**EXERCISE DESCRIPTION:** Identify all lines in the data containing the string "本大题共". Copy them out.

**LISTING:**

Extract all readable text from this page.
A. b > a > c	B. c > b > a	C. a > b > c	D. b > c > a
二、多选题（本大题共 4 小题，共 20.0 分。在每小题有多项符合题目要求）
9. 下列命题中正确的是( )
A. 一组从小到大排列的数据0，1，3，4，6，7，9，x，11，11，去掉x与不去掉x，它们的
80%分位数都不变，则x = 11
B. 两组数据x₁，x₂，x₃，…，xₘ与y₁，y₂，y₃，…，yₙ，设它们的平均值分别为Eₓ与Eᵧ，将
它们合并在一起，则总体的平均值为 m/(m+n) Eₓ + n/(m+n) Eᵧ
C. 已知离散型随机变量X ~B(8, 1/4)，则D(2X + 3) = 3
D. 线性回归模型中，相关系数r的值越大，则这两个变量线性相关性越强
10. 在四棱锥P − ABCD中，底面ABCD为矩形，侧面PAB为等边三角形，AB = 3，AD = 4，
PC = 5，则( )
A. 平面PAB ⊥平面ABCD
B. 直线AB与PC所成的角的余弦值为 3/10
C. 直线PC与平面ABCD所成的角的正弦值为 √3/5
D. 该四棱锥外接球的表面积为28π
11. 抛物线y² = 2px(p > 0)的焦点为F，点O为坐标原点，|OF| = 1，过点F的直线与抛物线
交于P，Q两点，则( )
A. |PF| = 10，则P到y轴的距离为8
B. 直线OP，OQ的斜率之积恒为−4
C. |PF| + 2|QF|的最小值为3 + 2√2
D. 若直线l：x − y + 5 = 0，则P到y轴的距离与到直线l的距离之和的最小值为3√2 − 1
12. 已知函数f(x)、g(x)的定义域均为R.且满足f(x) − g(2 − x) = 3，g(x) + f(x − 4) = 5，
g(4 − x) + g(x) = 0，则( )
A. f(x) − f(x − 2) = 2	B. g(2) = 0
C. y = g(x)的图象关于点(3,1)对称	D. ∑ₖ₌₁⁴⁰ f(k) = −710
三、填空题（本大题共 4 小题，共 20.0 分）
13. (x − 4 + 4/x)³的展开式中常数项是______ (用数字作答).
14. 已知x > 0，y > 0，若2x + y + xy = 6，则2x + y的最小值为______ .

**COMPLETED EXERCISE:**
二、多选题（本大题共 4 小题，共 20.0 分。在每小题有多项符合题目要求）
三、填空题（本大题共 4 小题，共 20.0 分）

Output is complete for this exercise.